**Stated task**
Repeat what the lines below say, word for word, and skip every image.

Dataset items:
__________________________________________________

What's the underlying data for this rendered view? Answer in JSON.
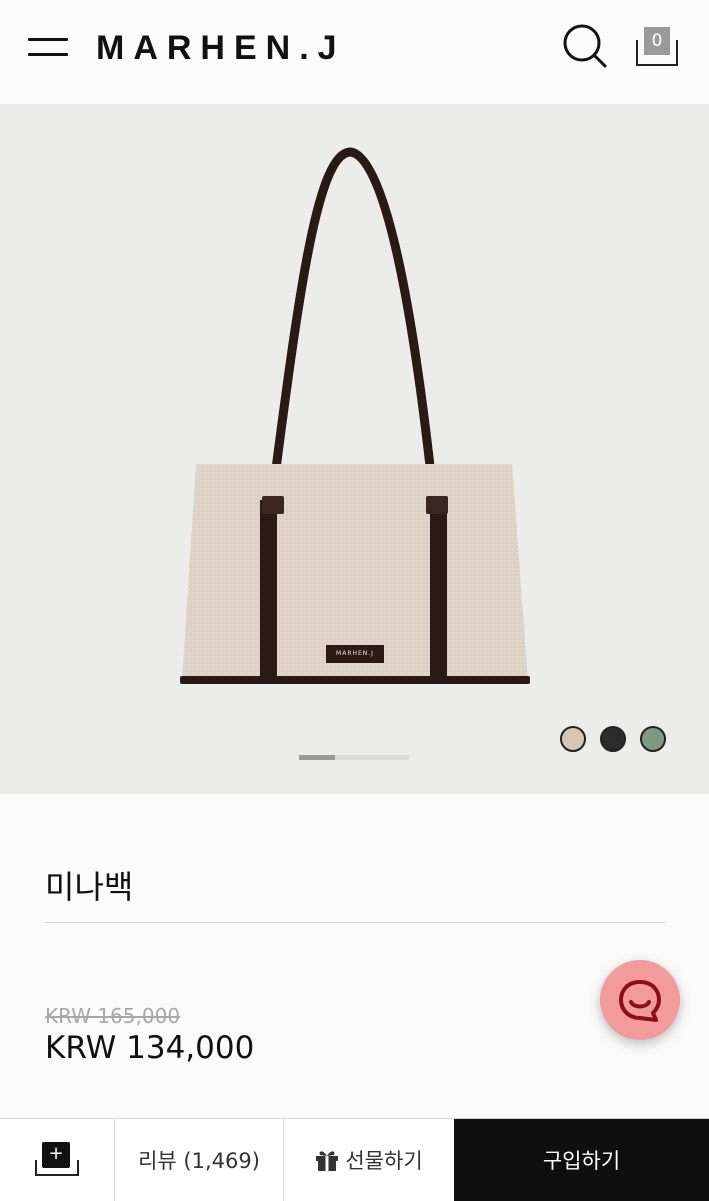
{
  "header": {
    "logo": "MARHEN.J",
    "cart_count": "0"
  },
  "gallery": {
    "bag_label": "MARHEN.J",
    "swatches": [
      {
        "name": "beige",
        "color": "#d9c6b2"
      },
      {
        "name": "black",
        "color": "#2b2b2b"
      },
      {
        "name": "sage",
        "color": "#7a9a82"
      }
    ],
    "slide_progress": 0.33
  },
  "product": {
    "name": "미나백",
    "original_price": "KRW 165,000",
    "price": "KRW 134,000"
  },
  "bottom_bar": {
    "add_icon": "+",
    "review_label": "리뷰 (1,469)",
    "gift_label": "선물하기",
    "buy_label": "구입하기"
  },
  "colors": {
    "accent_chat": "#f29a9c",
    "buy_bg": "#0f0f0f"
  }
}
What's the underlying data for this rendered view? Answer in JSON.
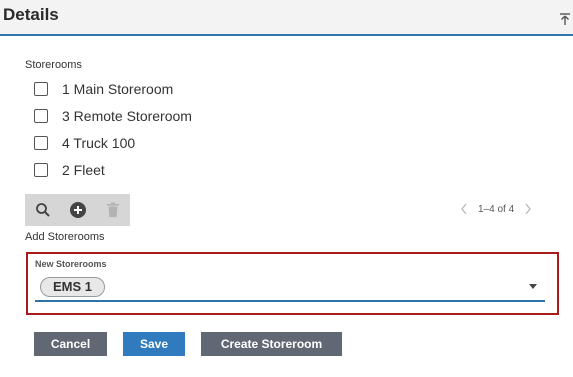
{
  "header": {
    "title": "Details",
    "pin_icon": "pin-top-icon"
  },
  "storerooms": {
    "label": "Storerooms",
    "items": [
      {
        "label": "1 Main Storeroom",
        "checked": false
      },
      {
        "label": "3 Remote Storeroom",
        "checked": false
      },
      {
        "label": "4 Truck 100",
        "checked": false
      },
      {
        "label": "2 Fleet",
        "checked": false
      }
    ]
  },
  "toolbar": {
    "icons": [
      "search-icon",
      "add-icon",
      "delete-icon"
    ]
  },
  "pager": {
    "text": "1–4 of 4"
  },
  "add_label": "Add Storerooms",
  "new_storerooms": {
    "label": "New Storerooms",
    "selected": [
      "EMS 1"
    ]
  },
  "buttons": {
    "cancel": "Cancel",
    "save": "Save",
    "create": "Create Storeroom"
  },
  "colors": {
    "accent": "#2f73a8",
    "highlight_border": "#a81b1b",
    "save": "#2f7bbd",
    "secondary": "#626873"
  }
}
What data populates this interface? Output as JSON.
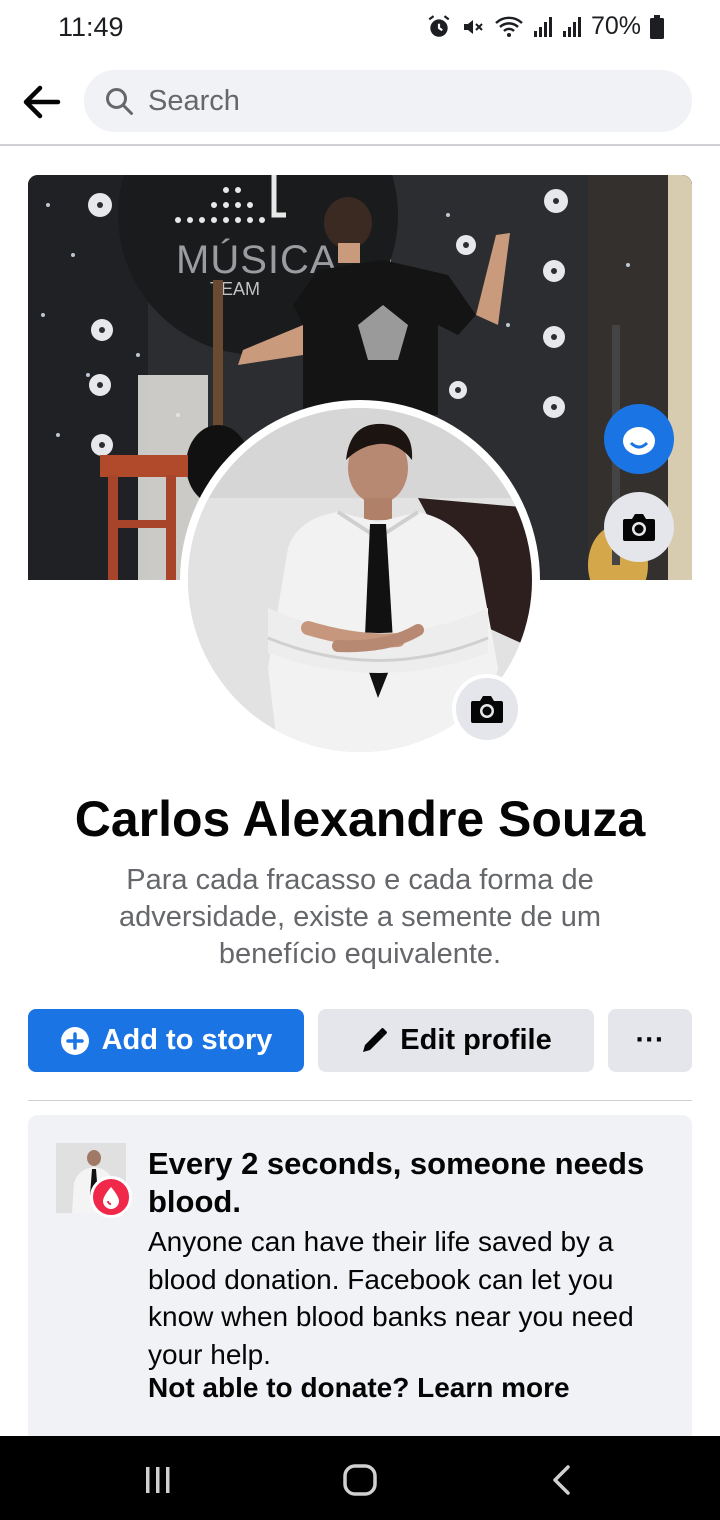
{
  "status_bar": {
    "time": "11:49",
    "battery": "70%",
    "icons": [
      "alarm-icon",
      "mute-icon",
      "wifi-icon",
      "signal-icon",
      "signal-icon",
      "battery-icon"
    ]
  },
  "search": {
    "placeholder": "Search",
    "back_icon": "arrow-left-icon",
    "search_icon": "magnifier-icon"
  },
  "cover": {
    "sign_text": "MÚSICA",
    "sign_subtext": "TEAM"
  },
  "profile": {
    "name": "Carlos Alexandre Souza",
    "bio": "Para cada fracasso e cada forma de adversidade, existe a semente de um benefício equivalente."
  },
  "actions": {
    "add_story_label": "Add to story",
    "edit_profile_label": "Edit profile",
    "more_label": "···"
  },
  "blood_card": {
    "title": "Every 2 seconds, someone needs blood.",
    "body": "Anyone can have their life saved by a blood donation. Facebook can let you know when blood banks near you need your help.",
    "link": "Not able to donate? Learn more"
  },
  "nav": {
    "recent_icon": "recent-apps-icon",
    "home_icon": "home-icon",
    "back_icon": "back-icon"
  },
  "colors": {
    "accent": "#1b74e4",
    "button_gray": "#e4e6eb",
    "card_bg": "#f0f2f5",
    "secondary_text": "#65676b",
    "blood_red": "#f02849"
  }
}
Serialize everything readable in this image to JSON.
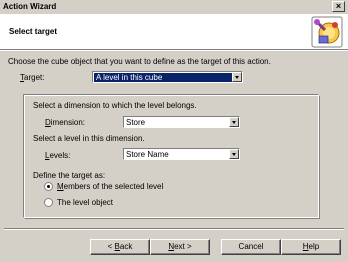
{
  "window": {
    "title": "Action Wizard"
  },
  "header": {
    "title": "Select target"
  },
  "instruction": "Choose the cube object that you want to define as the target of this action.",
  "target": {
    "label": "Target:",
    "value": "A level in this cube"
  },
  "group": {
    "dimension_instruction": "Select a dimension to which the level belongs.",
    "dimension_label": "Dimension:",
    "dimension_value": "Store",
    "level_instruction": "Select a level in this dimension.",
    "levels_label": "Levels:",
    "levels_value": "Store Name",
    "define_label": "Define the target as:",
    "radio_members": "Members of the selected level",
    "radio_level_object": "The level object",
    "selected_option": "members"
  },
  "buttons": {
    "back": "< Back",
    "next": "Next >",
    "cancel": "Cancel",
    "help": "Help"
  },
  "icons": {
    "close": "close-icon",
    "wizard": "wizard-icon",
    "dropdown": "chevron-down-icon"
  },
  "colors": {
    "selection": "#0a246a",
    "face": "#d4d0c8",
    "header_bg": "#ffffff"
  }
}
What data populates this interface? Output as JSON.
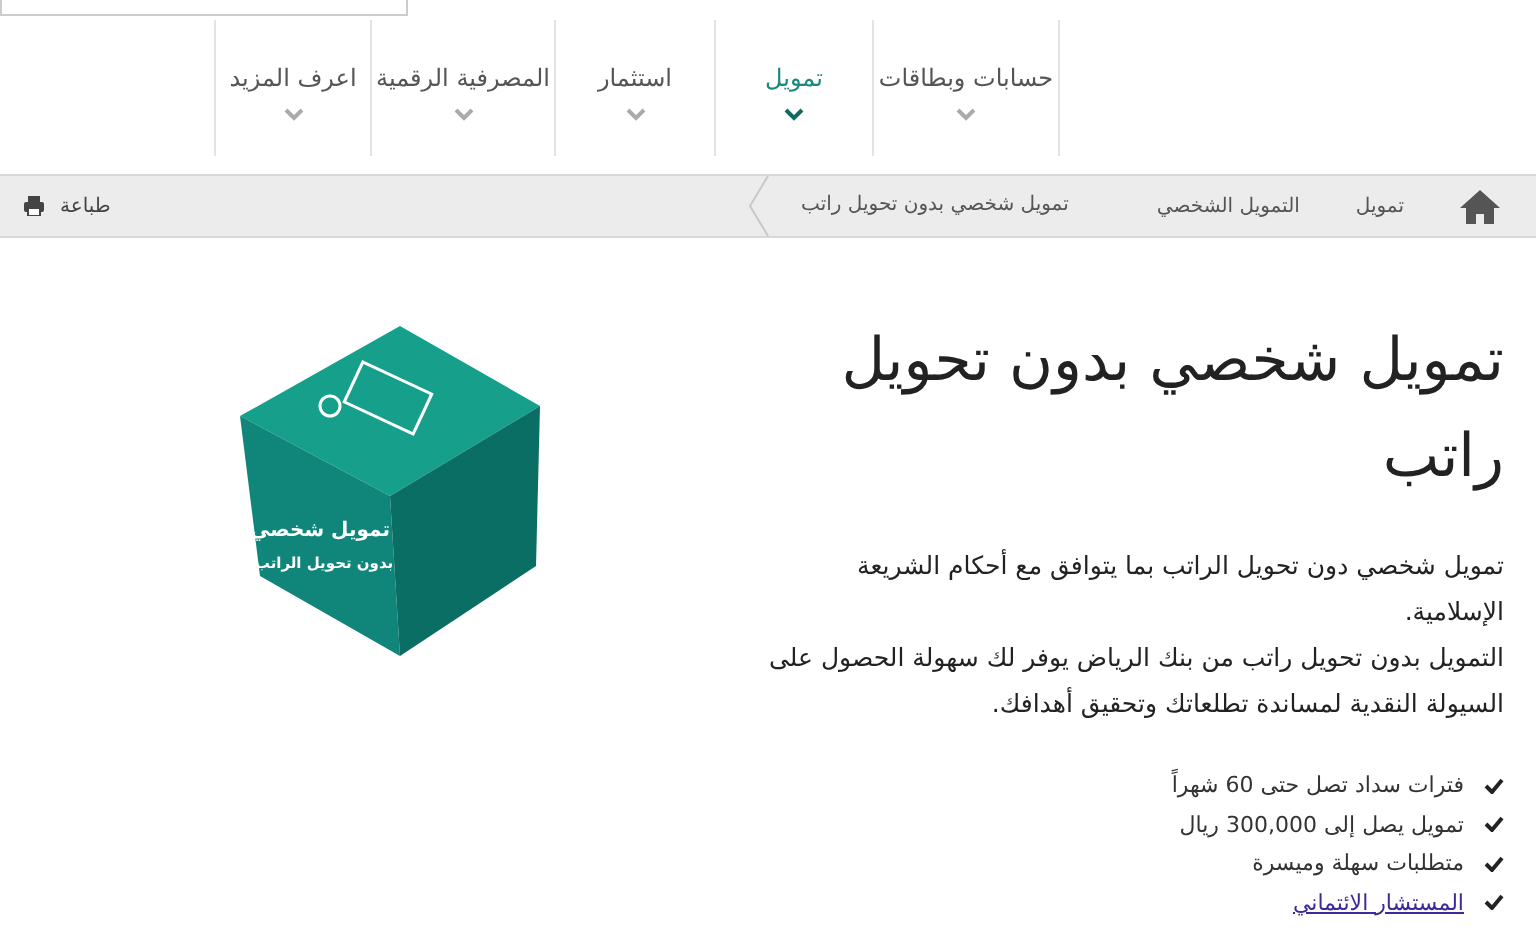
{
  "nav": {
    "items": [
      {
        "label": "حسابات وبطاقات",
        "selected": false
      },
      {
        "label": "تمويل",
        "selected": true
      },
      {
        "label": "استثمار",
        "selected": false
      },
      {
        "label": "المصرفية الرقمية",
        "selected": false
      },
      {
        "label": "اعرف المزيد",
        "selected": false
      }
    ]
  },
  "breadcrumb": {
    "items": [
      {
        "label": "تمويل",
        "current": false
      },
      {
        "label": "التمويل الشخصي",
        "current": false
      },
      {
        "label": "تمويل شخصي بدون تحويل راتب",
        "current": true
      }
    ],
    "print": "طباعة"
  },
  "hero": {
    "title": "تمويل شخصي بدون تحويل راتب",
    "paragraphs": [
      "تمويل شخصي دون تحويل الراتب بما يتوافق مع أحكام الشريعة الإسلامية.",
      "التمويل بدون تحويل راتب من بنك الرياض يوفر لك سهولة الحصول على السيولة النقدية لمساندة تطلعاتك وتحقيق أهدافك."
    ],
    "features": [
      {
        "text": "فترات سداد تصل حتى 60 شهراً",
        "kind": "text"
      },
      {
        "text": "تمويل يصل إلى 300,000 ريال",
        "kind": "text"
      },
      {
        "text": "متطلبات سهلة وميسرة",
        "kind": "text"
      },
      {
        "text": "المستشار الائتماني",
        "kind": "link"
      }
    ],
    "illustration": {
      "lines": [
        "تمويل شخصي",
        "بدون تحويل الراتب"
      ]
    }
  }
}
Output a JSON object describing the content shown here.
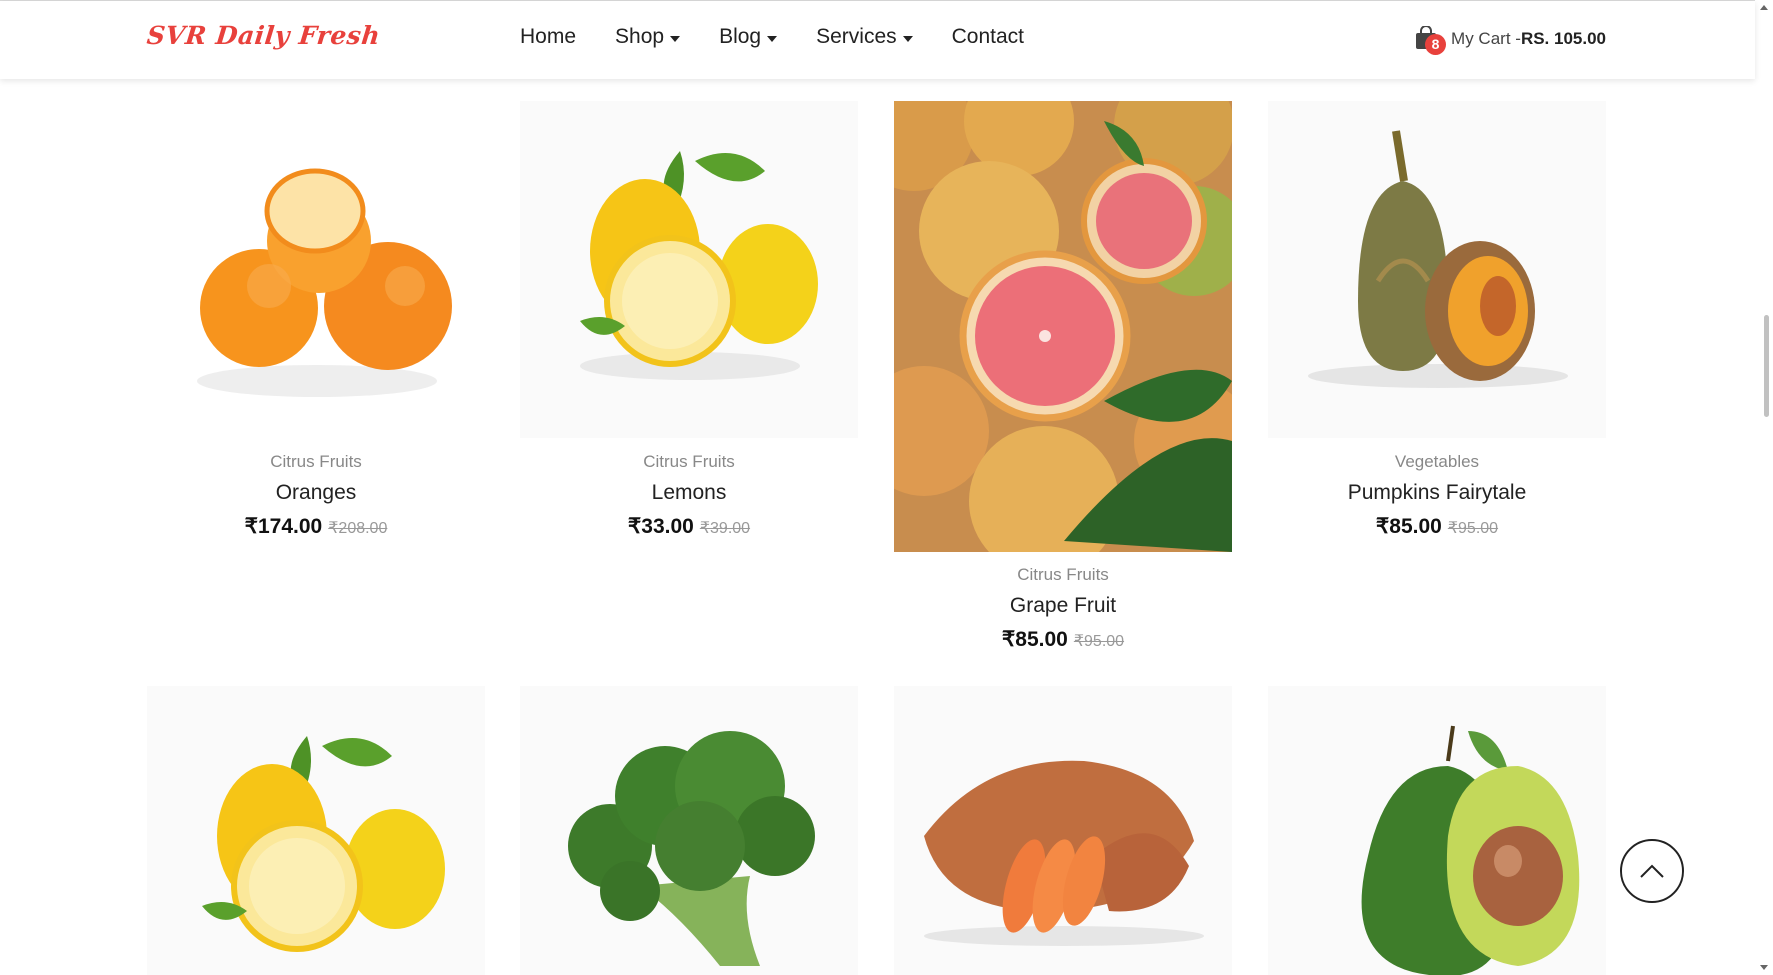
{
  "header": {
    "logo": "SVR Daily Fresh",
    "nav": [
      {
        "label": "Home",
        "dropdown": false
      },
      {
        "label": "Shop",
        "dropdown": true
      },
      {
        "label": "Blog",
        "dropdown": true
      },
      {
        "label": "Services",
        "dropdown": true
      },
      {
        "label": "Contact",
        "dropdown": false
      }
    ],
    "cart": {
      "count": "8",
      "label": "My Cart -",
      "amount": "RS. 105.00"
    }
  },
  "products_row1": [
    {
      "category": "Citrus Fruits",
      "name": "Oranges",
      "price": "₹174.00",
      "old_price": "₹208.00",
      "image": "oranges"
    },
    {
      "category": "Citrus Fruits",
      "name": "Lemons",
      "price": "₹33.00",
      "old_price": "₹39.00",
      "image": "lemons"
    },
    {
      "category": "Citrus Fruits",
      "name": "Grape Fruit",
      "price": "₹85.00",
      "old_price": "₹95.00",
      "image": "grapefruit"
    },
    {
      "category": "Vegetables",
      "name": "Pumpkins Fairytale",
      "price": "₹85.00",
      "old_price": "₹95.00",
      "image": "pumpkin"
    }
  ],
  "products_row2": [
    {
      "image": "lemons"
    },
    {
      "image": "broccoli"
    },
    {
      "image": "sweet-potato"
    },
    {
      "image": "avocado"
    }
  ],
  "icons": {
    "cart": "shopping-bag-icon",
    "scroll_top": "chevron-up-icon"
  },
  "colors": {
    "brand": "#e8413c",
    "text": "#222222",
    "muted": "#888888"
  }
}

__________________________________________________

**Solution to this exercise**
What's the underlying data for this rendered view? Answer in JSON.
{
  "header": {
    "logo": "MARHEN.J",
    "cart_count": "0"
  },
  "gallery": {
    "bag_label": "MARHEN.J",
    "swatches": [
      {
        "name": "beige",
        "color": "#d9c6b2"
      },
      {
        "name": "black",
        "color": "#2b2b2b"
      },
      {
        "name": "sage",
        "color": "#7a9a82"
      }
    ],
    "slide_progress": 0.33
  },
  "product": {
    "name": "미나백",
    "original_price": "KRW 165,000",
    "price": "KRW 134,000"
  },
  "bottom_bar": {
    "add_icon": "+",
    "review_label": "리뷰 (1,469)",
    "gift_label": "선물하기",
    "buy_label": "구입하기"
  },
  "colors": {
    "accent_chat": "#f29a9c",
    "buy_bg": "#0f0f0f"
  }
}
What's the underlying data for this rendered view? Answer in JSON.
{
  "header": {
    "title": "Details",
    "pin_icon": "pin-top-icon"
  },
  "storerooms": {
    "label": "Storerooms",
    "items": [
      {
        "label": "1 Main Storeroom",
        "checked": false
      },
      {
        "label": "3 Remote Storeroom",
        "checked": false
      },
      {
        "label": "4 Truck 100",
        "checked": false
      },
      {
        "label": "2 Fleet",
        "checked": false
      }
    ]
  },
  "toolbar": {
    "icons": [
      "search-icon",
      "add-icon",
      "delete-icon"
    ]
  },
  "pager": {
    "text": "1–4 of 4"
  },
  "add_label": "Add Storerooms",
  "new_storerooms": {
    "label": "New Storerooms",
    "selected": [
      "EMS 1"
    ]
  },
  "buttons": {
    "cancel": "Cancel",
    "save": "Save",
    "create": "Create Storeroom"
  },
  "colors": {
    "accent": "#2f73a8",
    "highlight_border": "#a81b1b",
    "save": "#2f7bbd",
    "secondary": "#626873"
  }
}
What data populates this interface? Output as JSON.
{
  "status_bar": {
    "time": "11:49",
    "battery": "70%",
    "icons": [
      "alarm-icon",
      "mute-icon",
      "wifi-icon",
      "signal-icon",
      "signal-icon",
      "battery-icon"
    ]
  },
  "search": {
    "placeholder": "Search",
    "back_icon": "arrow-left-icon",
    "search_icon": "magnifier-icon"
  },
  "cover": {
    "sign_text": "MÚSICA",
    "sign_subtext": "TEAM"
  },
  "profile": {
    "name": "Carlos Alexandre Souza",
    "bio": "Para cada fracasso e cada forma de adversidade, existe a semente de um benefício equivalente."
  },
  "actions": {
    "add_story_label": "Add to story",
    "edit_profile_label": "Edit profile",
    "more_label": "···"
  },
  "blood_card": {
    "title": "Every 2 seconds, someone needs blood.",
    "body": "Anyone can have their life saved by a blood donation. Facebook can let you know when blood banks near you need your help.",
    "link": "Not able to donate? Learn more"
  },
  "nav": {
    "recent_icon": "recent-apps-icon",
    "home_icon": "home-icon",
    "back_icon": "back-icon"
  },
  "colors": {
    "accent": "#1b74e4",
    "button_gray": "#e4e6eb",
    "card_bg": "#f0f2f5",
    "secondary_text": "#65676b",
    "blood_red": "#f02849"
  }
}
Serialize everything readable in this image to JSON.
{
  "window": {
    "title": "Action Wizard"
  },
  "header": {
    "title": "Select target"
  },
  "instruction": "Choose the cube object that you want to define as the target of this action.",
  "target": {
    "label": "Target:",
    "value": "A level in this cube"
  },
  "group": {
    "dimension_instruction": "Select a dimension to which the level belongs.",
    "dimension_label": "Dimension:",
    "dimension_value": "Store",
    "level_instruction": "Select a level in this dimension.",
    "levels_label": "Levels:",
    "levels_value": "Store Name",
    "define_label": "Define the target as:",
    "radio_members": "Members of the selected level",
    "radio_level_object": "The level object",
    "selected_option": "members"
  },
  "buttons": {
    "back": "< Back",
    "next": "Next >",
    "cancel": "Cancel",
    "help": "Help"
  },
  "icons": {
    "close": "close-icon",
    "wizard": "wizard-icon",
    "dropdown": "chevron-down-icon"
  },
  "colors": {
    "selection": "#0a246a",
    "face": "#d4d0c8",
    "header_bg": "#ffffff"
  }
}
What data populates this interface? Output as JSON.
{
  "nav": {
    "items": [
      {
        "label": "حسابات وبطاقات",
        "selected": false
      },
      {
        "label": "تمويل",
        "selected": true
      },
      {
        "label": "استثمار",
        "selected": false
      },
      {
        "label": "المصرفية الرقمية",
        "selected": false
      },
      {
        "label": "اعرف المزيد",
        "selected": false
      }
    ]
  },
  "breadcrumb": {
    "items": [
      {
        "label": "تمويل",
        "current": false
      },
      {
        "label": "التمويل الشخصي",
        "current": false
      },
      {
        "label": "تمويل شخصي بدون تحويل راتب",
        "current": true
      }
    ],
    "print": "طباعة"
  },
  "hero": {
    "title": "تمويل شخصي بدون تحويل راتب",
    "paragraphs": [
      "تمويل شخصي دون تحويل الراتب بما يتوافق مع أحكام الشريعة الإسلامية.",
      "التمويل بدون تحويل راتب من بنك الرياض يوفر لك سهولة الحصول على السيولة النقدية لمساندة تطلعاتك وتحقيق أهدافك."
    ],
    "features": [
      {
        "text": "فترات سداد تصل حتى 60 شهراً",
        "kind": "text"
      },
      {
        "text": "تمويل يصل إلى 300,000 ريال",
        "kind": "text"
      },
      {
        "text": "متطلبات سهلة وميسرة",
        "kind": "text"
      },
      {
        "text": "المستشار الائتماني",
        "kind": "link"
      }
    ],
    "illustration": {
      "lines": [
        "تمويل شخصي",
        "بدون تحويل الراتب"
      ]
    }
  }
}
Output a JSON object describing the content shown here.
{
  "header": {
    "logo": "SVR Daily Fresh",
    "nav": [
      {
        "label": "Home",
        "dropdown": false
      },
      {
        "label": "Shop",
        "dropdown": true
      },
      {
        "label": "Blog",
        "dropdown": true
      },
      {
        "label": "Services",
        "dropdown": true
      },
      {
        "label": "Contact",
        "dropdown": false
      }
    ],
    "cart": {
      "count": "8",
      "label": "My Cart -",
      "amount": "RS. 105.00"
    }
  },
  "products_row1": [
    {
      "category": "Citrus Fruits",
      "name": "Oranges",
      "price": "₹174.00",
      "old_price": "₹208.00",
      "image": "oranges"
    },
    {
      "category": "Citrus Fruits",
      "name": "Lemons",
      "price": "₹33.00",
      "old_price": "₹39.00",
      "image": "lemons"
    },
    {
      "category": "Citrus Fruits",
      "name": "Grape Fruit",
      "price": "₹85.00",
      "old_price": "₹95.00",
      "image": "grapefruit"
    },
    {
      "category": "Vegetables",
      "name": "Pumpkins Fairytale",
      "price": "₹85.00",
      "old_price": "₹95.00",
      "image": "pumpkin"
    }
  ],
  "products_row2": [
    {
      "image": "lemons"
    },
    {
      "image": "broccoli"
    },
    {
      "image": "sweet-potato"
    },
    {
      "image": "avocado"
    }
  ],
  "icons": {
    "cart": "shopping-bag-icon",
    "scroll_top": "chevron-up-icon"
  },
  "colors": {
    "brand": "#e8413c",
    "text": "#222222",
    "muted": "#888888"
  }
}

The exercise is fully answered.